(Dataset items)

■ ■ ■ ■ ■

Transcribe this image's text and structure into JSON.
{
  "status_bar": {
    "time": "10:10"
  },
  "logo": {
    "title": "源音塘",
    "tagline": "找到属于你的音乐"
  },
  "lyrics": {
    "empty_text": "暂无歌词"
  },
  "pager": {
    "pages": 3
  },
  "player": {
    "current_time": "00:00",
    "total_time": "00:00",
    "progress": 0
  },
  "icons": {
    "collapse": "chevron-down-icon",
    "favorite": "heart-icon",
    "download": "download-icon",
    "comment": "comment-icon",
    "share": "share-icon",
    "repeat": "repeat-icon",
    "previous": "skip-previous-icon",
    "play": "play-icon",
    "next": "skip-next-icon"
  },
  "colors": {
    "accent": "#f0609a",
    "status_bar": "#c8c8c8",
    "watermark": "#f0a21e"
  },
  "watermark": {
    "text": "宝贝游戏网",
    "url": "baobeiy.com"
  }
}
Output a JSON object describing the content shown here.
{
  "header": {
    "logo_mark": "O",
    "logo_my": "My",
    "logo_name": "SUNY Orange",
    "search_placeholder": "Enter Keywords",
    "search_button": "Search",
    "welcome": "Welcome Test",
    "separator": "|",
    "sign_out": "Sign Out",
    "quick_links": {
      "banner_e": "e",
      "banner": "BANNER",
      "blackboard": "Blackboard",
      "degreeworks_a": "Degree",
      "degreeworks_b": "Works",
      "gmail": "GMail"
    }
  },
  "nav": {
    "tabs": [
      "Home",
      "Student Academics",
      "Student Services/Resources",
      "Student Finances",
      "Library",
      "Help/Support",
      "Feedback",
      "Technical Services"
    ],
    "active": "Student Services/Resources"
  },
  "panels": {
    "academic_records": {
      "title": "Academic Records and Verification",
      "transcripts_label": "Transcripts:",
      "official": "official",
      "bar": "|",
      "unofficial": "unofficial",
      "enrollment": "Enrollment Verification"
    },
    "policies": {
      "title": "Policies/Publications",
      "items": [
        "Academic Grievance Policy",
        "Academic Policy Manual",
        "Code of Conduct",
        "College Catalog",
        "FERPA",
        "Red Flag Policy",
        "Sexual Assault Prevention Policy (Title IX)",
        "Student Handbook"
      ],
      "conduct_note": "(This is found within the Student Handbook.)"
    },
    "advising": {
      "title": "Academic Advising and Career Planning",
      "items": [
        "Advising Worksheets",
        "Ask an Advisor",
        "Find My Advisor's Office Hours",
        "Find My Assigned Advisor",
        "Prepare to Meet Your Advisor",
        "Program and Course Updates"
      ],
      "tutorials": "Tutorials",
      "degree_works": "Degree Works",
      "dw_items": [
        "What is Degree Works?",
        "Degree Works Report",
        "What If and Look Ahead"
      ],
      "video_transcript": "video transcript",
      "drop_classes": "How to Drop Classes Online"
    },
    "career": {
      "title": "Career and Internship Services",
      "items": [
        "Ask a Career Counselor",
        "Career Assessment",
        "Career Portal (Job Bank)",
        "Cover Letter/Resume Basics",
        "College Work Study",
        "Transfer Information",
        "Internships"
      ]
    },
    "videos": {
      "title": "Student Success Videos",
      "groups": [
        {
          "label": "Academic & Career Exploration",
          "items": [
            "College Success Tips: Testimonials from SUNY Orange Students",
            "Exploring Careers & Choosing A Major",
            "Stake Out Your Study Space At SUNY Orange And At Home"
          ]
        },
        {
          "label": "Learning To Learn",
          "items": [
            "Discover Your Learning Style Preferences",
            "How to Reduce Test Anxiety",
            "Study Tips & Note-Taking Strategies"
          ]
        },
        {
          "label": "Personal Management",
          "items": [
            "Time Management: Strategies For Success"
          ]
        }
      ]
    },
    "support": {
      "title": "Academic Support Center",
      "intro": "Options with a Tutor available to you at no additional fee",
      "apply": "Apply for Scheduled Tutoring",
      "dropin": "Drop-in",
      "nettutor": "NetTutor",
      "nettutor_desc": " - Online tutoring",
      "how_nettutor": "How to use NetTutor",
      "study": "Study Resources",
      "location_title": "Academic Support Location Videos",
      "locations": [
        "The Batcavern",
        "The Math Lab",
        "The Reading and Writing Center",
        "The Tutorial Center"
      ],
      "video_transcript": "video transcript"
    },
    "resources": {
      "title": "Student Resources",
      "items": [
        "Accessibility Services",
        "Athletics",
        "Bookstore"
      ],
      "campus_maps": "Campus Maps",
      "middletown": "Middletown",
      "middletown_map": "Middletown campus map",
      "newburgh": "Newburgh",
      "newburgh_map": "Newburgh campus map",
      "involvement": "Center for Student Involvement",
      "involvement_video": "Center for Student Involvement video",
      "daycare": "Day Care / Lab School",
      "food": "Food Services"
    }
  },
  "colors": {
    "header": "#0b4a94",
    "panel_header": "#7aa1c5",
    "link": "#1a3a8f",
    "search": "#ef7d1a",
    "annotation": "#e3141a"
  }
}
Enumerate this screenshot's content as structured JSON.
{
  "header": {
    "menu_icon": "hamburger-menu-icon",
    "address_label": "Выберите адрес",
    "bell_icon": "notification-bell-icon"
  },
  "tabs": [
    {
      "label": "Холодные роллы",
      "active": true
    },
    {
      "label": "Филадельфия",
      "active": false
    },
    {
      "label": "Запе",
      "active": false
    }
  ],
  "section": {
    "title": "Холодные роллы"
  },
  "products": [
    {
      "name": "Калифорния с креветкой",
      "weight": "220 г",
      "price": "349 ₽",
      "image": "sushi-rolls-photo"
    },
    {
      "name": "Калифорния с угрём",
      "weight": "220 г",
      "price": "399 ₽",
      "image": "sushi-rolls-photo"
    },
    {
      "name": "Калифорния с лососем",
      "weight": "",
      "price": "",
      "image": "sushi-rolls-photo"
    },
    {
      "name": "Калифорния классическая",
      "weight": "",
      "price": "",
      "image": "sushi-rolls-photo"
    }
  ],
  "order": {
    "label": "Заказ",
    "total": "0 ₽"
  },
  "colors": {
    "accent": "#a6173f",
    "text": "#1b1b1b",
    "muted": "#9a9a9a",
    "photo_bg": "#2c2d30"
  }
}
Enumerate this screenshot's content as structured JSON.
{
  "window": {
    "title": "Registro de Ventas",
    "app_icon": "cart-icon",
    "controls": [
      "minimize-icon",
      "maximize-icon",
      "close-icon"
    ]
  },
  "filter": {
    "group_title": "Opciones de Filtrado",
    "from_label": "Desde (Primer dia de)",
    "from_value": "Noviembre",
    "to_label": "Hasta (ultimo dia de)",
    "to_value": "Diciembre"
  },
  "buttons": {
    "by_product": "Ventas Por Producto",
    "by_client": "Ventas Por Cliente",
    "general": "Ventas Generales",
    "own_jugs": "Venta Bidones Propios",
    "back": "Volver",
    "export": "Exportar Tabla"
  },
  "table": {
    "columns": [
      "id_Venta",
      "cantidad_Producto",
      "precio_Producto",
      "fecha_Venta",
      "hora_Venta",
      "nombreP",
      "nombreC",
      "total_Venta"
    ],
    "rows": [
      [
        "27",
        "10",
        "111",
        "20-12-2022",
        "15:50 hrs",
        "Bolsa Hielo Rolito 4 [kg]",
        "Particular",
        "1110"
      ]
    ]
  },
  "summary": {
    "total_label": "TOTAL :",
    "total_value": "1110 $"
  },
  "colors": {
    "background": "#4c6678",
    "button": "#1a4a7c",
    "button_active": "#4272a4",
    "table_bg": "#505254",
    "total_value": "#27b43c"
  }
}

■ ■ ■ ■ ■

> _Given instruction_
Filter the entries down to the lines with the word "Management" in them.

> _Correct response_
          "label": "Personal Management",
            "Time Management: Strategies For Success"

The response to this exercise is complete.